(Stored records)
Begin
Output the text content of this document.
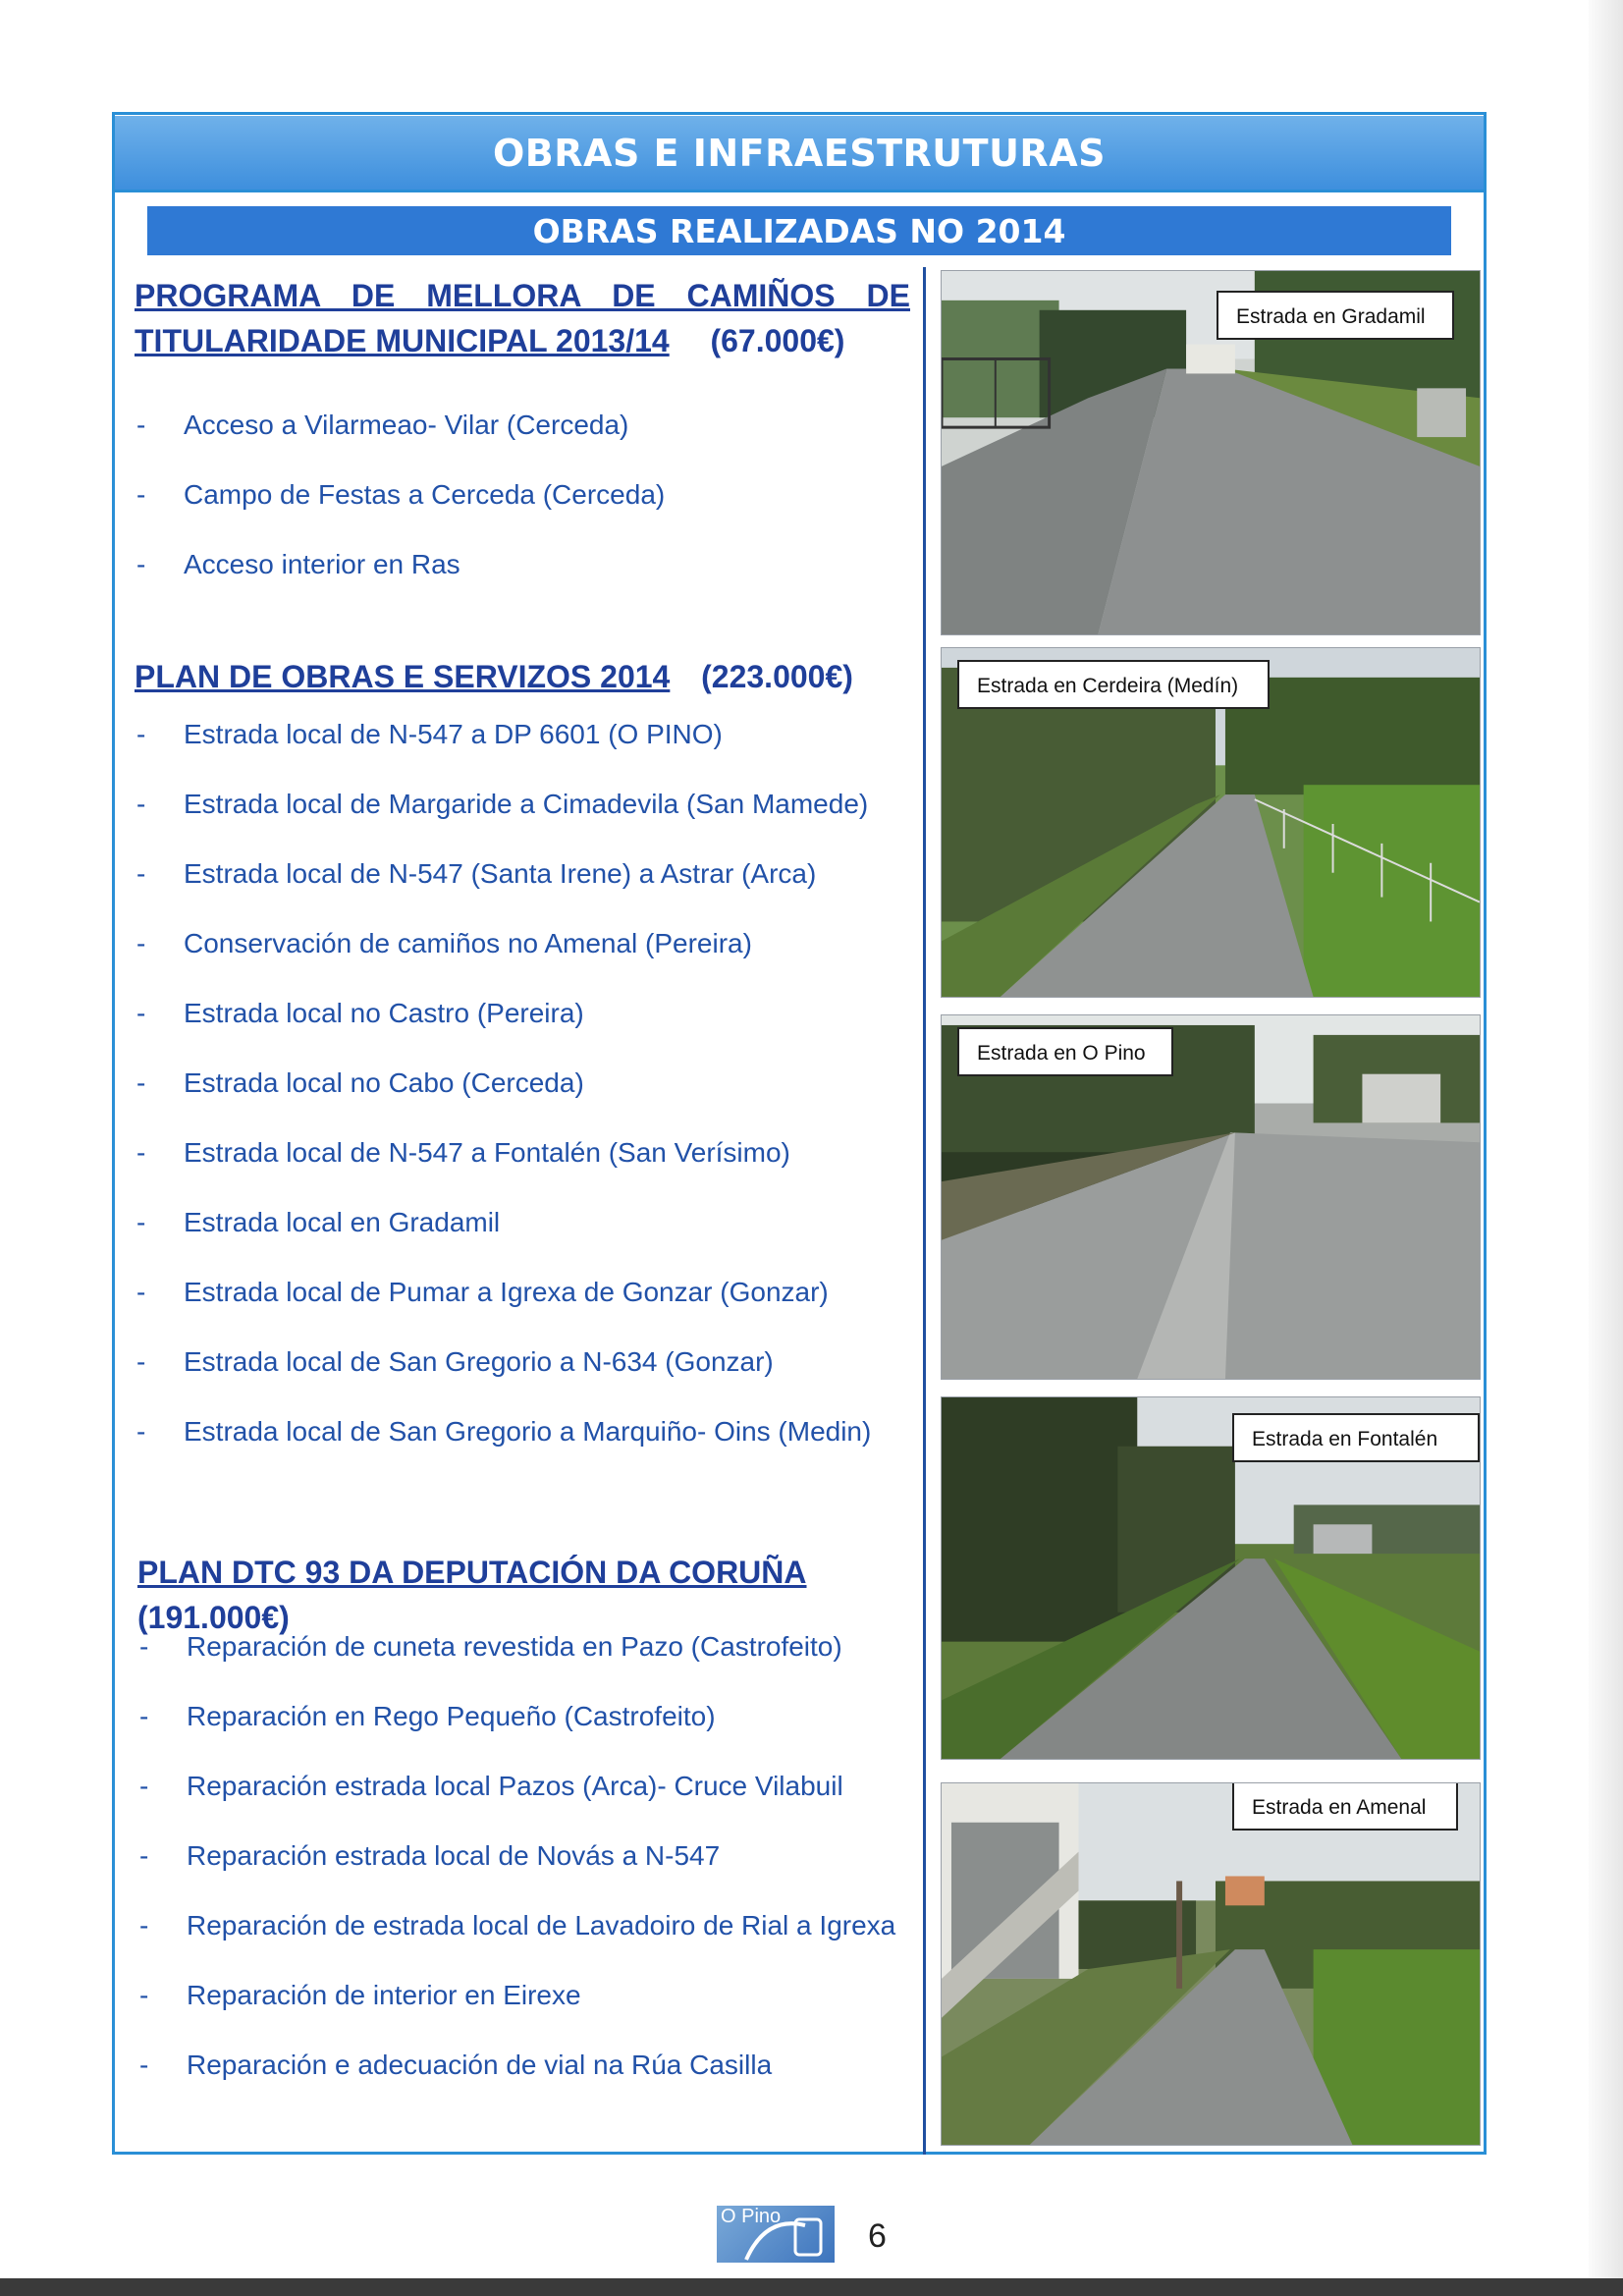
OBRAS E INFRAESTRUTURAS
OBRAS REALIZADAS NO 2014
PROGRAMA DE MELLORA DE CAMIÑOS DE
TITULARIDADE MUNICIPAL 2013/14 (67.000€)
- Acceso a Vilarmeao- Vilar (Cerceda)
- Campo de Festas a Cerceda (Cerceda)
- Acceso interior en Ras
PLAN DE OBRAS E SERVIZOS 2014 (223.000€)
- Estrada local de N-547 a DP 6601 (O PINO)
- Estrada local de Margaride a Cimadevila (San Mamede)
- Estrada local de N-547 (Santa Irene) a Astrar (Arca)
- Conservación de camiños no Amenal (Pereira)
- Estrada local no Castro (Pereira)
- Estrada local no Cabo (Cerceda)
- Estrada local de N-547 a Fontalén (San Verísimo)
- Estrada local en Gradamil
- Estrada local de Pumar a Igrexa de Gonzar (Gonzar)
- Estrada local de San Gregorio a N-634 (Gonzar)
- Estrada local de San Gregorio a Marquiño- Oins (Medin)
PLAN DTC 93 DA DEPUTACIÓN DA CORUÑA (191.000€)
- Reparación de cuneta revestida en Pazo (Castrofeito)
- Reparación en Rego Pequeño (Castrofeito)
- Reparación estrada local Pazos (Arca)- Cruce Vilabuil
- Reparación estrada local de Novás a N-547
- Reparación de estrada local de Lavadoiro de Rial a Igrexa
- Reparación de interior en Eirexe
- Reparación e adecuación de vial na Rúa Casilla
Estrada en Gradamil
Estrada en Cerdeira (Medín)
Estrada en O Pino
Estrada en Fontalén
Estrada en Amenal
O Pino
6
End
== Given exercise ==
Copy every line of the records above that holds the word "Amenal".

== Exercise output ==
- Conservación de camiños no Amenal (Pereira)
Estrada en Amenal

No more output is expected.